What to produce ->
Omit every picture, then give all the entries again exactly.

— Start of Items —

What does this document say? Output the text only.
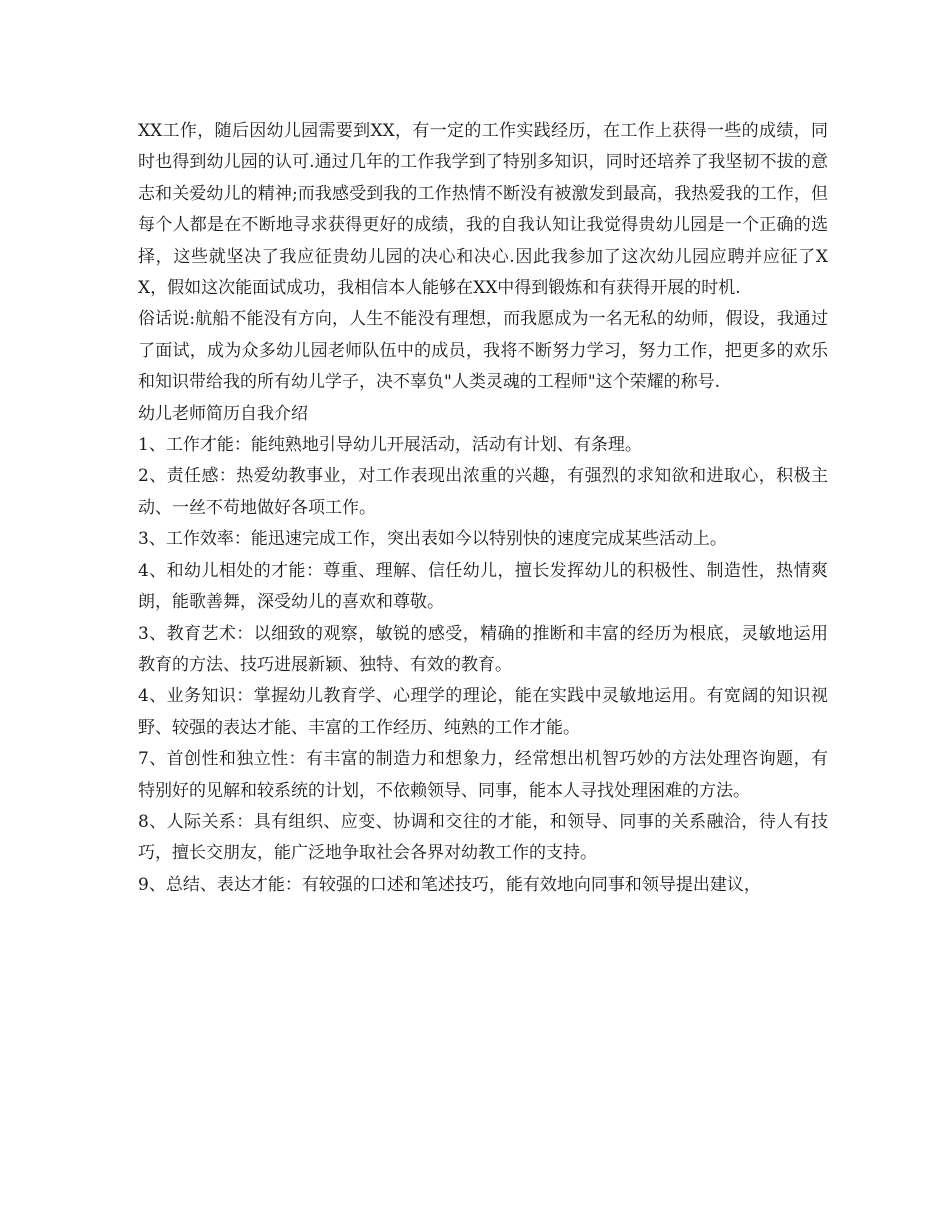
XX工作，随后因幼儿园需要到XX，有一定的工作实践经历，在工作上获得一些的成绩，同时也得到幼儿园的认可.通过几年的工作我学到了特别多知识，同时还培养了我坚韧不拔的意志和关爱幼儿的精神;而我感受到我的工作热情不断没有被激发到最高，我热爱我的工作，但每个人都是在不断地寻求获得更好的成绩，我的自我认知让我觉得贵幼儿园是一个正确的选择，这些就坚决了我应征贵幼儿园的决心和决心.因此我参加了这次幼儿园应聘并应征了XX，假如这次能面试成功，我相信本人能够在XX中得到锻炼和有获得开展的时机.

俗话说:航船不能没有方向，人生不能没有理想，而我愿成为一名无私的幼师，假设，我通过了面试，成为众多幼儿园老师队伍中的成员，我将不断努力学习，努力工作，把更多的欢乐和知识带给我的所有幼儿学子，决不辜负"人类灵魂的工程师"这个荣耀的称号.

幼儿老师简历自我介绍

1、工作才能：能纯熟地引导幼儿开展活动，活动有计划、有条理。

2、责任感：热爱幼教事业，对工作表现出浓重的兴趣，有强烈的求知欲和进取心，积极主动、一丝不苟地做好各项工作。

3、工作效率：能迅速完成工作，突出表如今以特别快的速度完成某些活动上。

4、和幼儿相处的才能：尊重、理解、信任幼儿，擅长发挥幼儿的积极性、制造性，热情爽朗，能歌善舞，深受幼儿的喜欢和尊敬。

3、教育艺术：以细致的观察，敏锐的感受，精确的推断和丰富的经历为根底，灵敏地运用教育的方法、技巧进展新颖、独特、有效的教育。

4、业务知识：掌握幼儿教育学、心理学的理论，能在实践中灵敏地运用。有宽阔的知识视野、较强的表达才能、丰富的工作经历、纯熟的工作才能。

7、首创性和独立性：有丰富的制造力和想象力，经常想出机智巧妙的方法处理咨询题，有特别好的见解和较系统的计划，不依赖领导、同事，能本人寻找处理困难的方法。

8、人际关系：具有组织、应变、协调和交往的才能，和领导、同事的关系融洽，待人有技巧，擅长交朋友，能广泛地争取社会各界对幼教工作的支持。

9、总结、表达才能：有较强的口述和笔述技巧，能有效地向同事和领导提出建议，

— End of Items —

Result for this exercise ->
What does this document say? Output the text only.
XX工作，随后因幼儿园需要到XX，有一定的工作实践经历，在工作上获得一些的成绩，同时也得到幼儿园的认可.通过几年的工作我学到了特别多知识，同时还培养了我坚韧不拔的意志和关爱幼儿的精神;而我感受到我的工作热情不断没有被激发到最高，我热爱我的工作，但每个人都是在不断地寻求获得更好的成绩，我的自我认知让我觉得贵幼儿园是一个正确的选择，这些就坚决了我应征贵幼儿园的决心和决心.因此我参加了这次幼儿园应聘并应征了XX，假如这次能面试成功，我相信本人能够在XX中得到锻炼和有获得开展的时机.

俗话说:航船不能没有方向，人生不能没有理想，而我愿成为一名无私的幼师，假设，我通过了面试，成为众多幼儿园老师队伍中的成员，我将不断努力学习，努力工作，把更多的欢乐和知识带给我的所有幼儿学子，决不辜负"人类灵魂的工程师"这个荣耀的称号.

幼儿老师简历自我介绍

1、工作才能：能纯熟地引导幼儿开展活动，活动有计划、有条理。

2、责任感：热爱幼教事业，对工作表现出浓重的兴趣，有强烈的求知欲和进取心，积极主动、一丝不苟地做好各项工作。

3、工作效率：能迅速完成工作，突出表如今以特别快的速度完成某些活动上。

4、和幼儿相处的才能：尊重、理解、信任幼儿，擅长发挥幼儿的积极性、制造性，热情爽朗，能歌善舞，深受幼儿的喜欢和尊敬。

3、教育艺术：以细致的观察，敏锐的感受，精确的推断和丰富的经历为根底，灵敏地运用教育的方法、技巧进展新颖、独特、有效的教育。

4、业务知识：掌握幼儿教育学、心理学的理论，能在实践中灵敏地运用。有宽阔的知识视野、较强的表达才能、丰富的工作经历、纯熟的工作才能。

7、首创性和独立性：有丰富的制造力和想象力，经常想出机智巧妙的方法处理咨询题，有特别好的见解和较系统的计划，不依赖领导、同事，能本人寻找处理困难的方法。

8、人际关系：具有组织、应变、协调和交往的才能，和领导、同事的关系融洽，待人有技巧，擅长交朋友，能广泛地争取社会各界对幼教工作的支持。

9、总结、表达才能：有较强的口述和笔述技巧，能有效地向同事和领导提出建议，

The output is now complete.